Stored data:
****************************************
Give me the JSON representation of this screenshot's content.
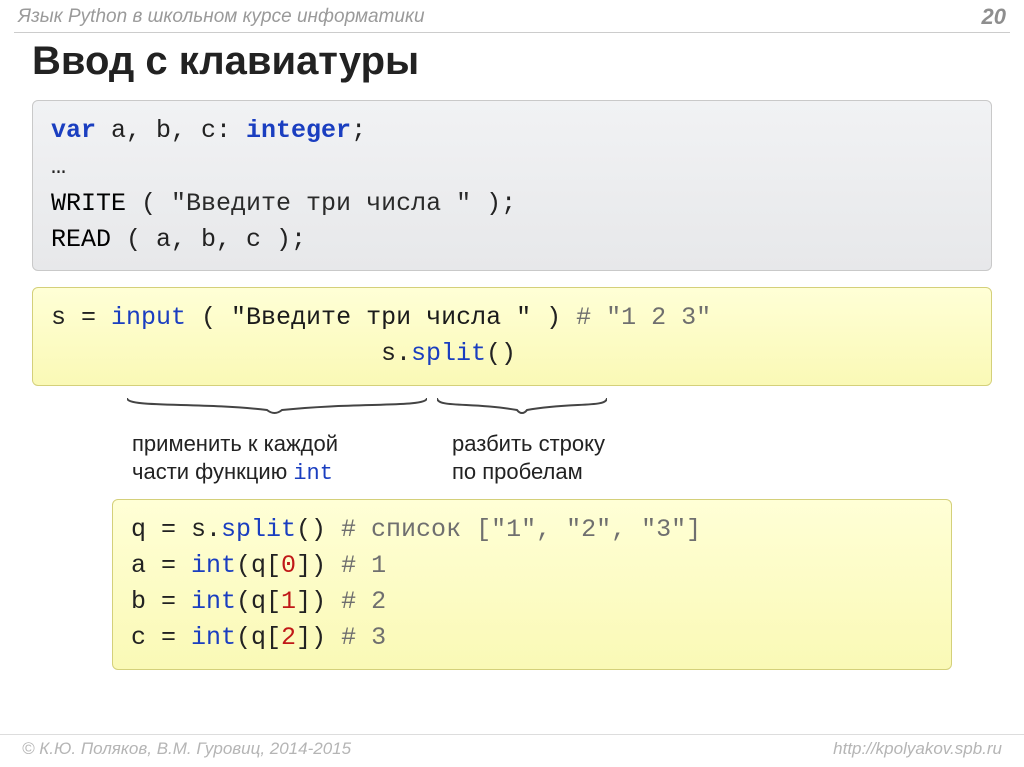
{
  "header": {
    "course_title": "Язык Python в школьном курсе информатики",
    "page_number": "20"
  },
  "title": "Ввод с клавиатуры",
  "pascal": {
    "line1_pre": "var",
    "line1_mid": " a, b, c: ",
    "line1_type": "integer",
    "line1_end": ";",
    "line2": "…",
    "line3_fn": "WRITE",
    "line3_open": " ( ",
    "line3_str": "\"Введите три числа \"",
    "line3_end": " );",
    "line4_fn": "READ",
    "line4_args": " ( a, b, c );"
  },
  "python1": {
    "line1_lhs": "s = ",
    "line1_fn": "input",
    "line1_open": " ( ",
    "line1_str": "\"Введите три числа \"",
    "line1_close": " )",
    "line1_comment": " # \"1 2 3\"",
    "line2_obj": "s.",
    "line2_fn": "split",
    "line2_call": "()"
  },
  "annotations": {
    "left_line1": "применить к каждой",
    "left_line2_pre": "части функцию ",
    "left_line2_kw": "int",
    "right_line1": "разбить строку",
    "right_line2": "по пробелам"
  },
  "python2": {
    "l1_lhs": "q = s.",
    "l1_fn": "split",
    "l1_call": "()  ",
    "l1_comment": "# список [\"1\", \"2\", \"3\"]",
    "l2_lhs": "a = ",
    "l2_fn": "int",
    "l2_open": "(q[",
    "l2_idx": "0",
    "l2_close": "])  ",
    "l2_comment": "# 1",
    "l3_lhs": "b = ",
    "l3_fn": "int",
    "l3_open": "(q[",
    "l3_idx": "1",
    "l3_close": "])  ",
    "l3_comment": "# 2",
    "l4_lhs": "c = ",
    "l4_fn": "int",
    "l4_open": "(q[",
    "l4_idx": "2",
    "l4_close": "])  ",
    "l4_comment": "# 3"
  },
  "footer": {
    "left": "© К.Ю. Поляков, В.М. Гуровиц, 2014-2015",
    "right": "http://kpolyakov.spb.ru"
  }
}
****************************************
## Required work
Write out each entry exactly as given, omitting any picture.

## Exercise solution
Give me the JSON representation of this screenshot's content.
{
  "header": {
    "course_title": "Язык Python в школьном курсе информатики",
    "page_number": "20"
  },
  "title": "Ввод с клавиатуры",
  "pascal": {
    "line1_pre": "var",
    "line1_mid": " a, b, c: ",
    "line1_type": "integer",
    "line1_end": ";",
    "line2": "…",
    "line3_fn": "WRITE",
    "line3_open": " ( ",
    "line3_str": "\"Введите три числа \"",
    "line3_end": " );",
    "line4_fn": "READ",
    "line4_args": " ( a, b, c );"
  },
  "python1": {
    "line1_lhs": "s = ",
    "line1_fn": "input",
    "line1_open": " ( ",
    "line1_str": "\"Введите три числа \"",
    "line1_close": " )",
    "line1_comment": " # \"1 2 3\"",
    "line2_obj": "s.",
    "line2_fn": "split",
    "line2_call": "()"
  },
  "annotations": {
    "left_line1": "применить к каждой",
    "left_line2_pre": "части функцию ",
    "left_line2_kw": "int",
    "right_line1": "разбить строку",
    "right_line2": "по пробелам"
  },
  "python2": {
    "l1_lhs": "q = s.",
    "l1_fn": "split",
    "l1_call": "()  ",
    "l1_comment": "# список [\"1\", \"2\", \"3\"]",
    "l2_lhs": "a = ",
    "l2_fn": "int",
    "l2_open": "(q[",
    "l2_idx": "0",
    "l2_close": "])  ",
    "l2_comment": "# 1",
    "l3_lhs": "b = ",
    "l3_fn": "int",
    "l3_open": "(q[",
    "l3_idx": "1",
    "l3_close": "])  ",
    "l3_comment": "# 2",
    "l4_lhs": "c = ",
    "l4_fn": "int",
    "l4_open": "(q[",
    "l4_idx": "2",
    "l4_close": "])  ",
    "l4_comment": "# 3"
  },
  "footer": {
    "left": "© К.Ю. Поляков, В.М. Гуровиц, 2014-2015",
    "right": "http://kpolyakov.spb.ru"
  }
}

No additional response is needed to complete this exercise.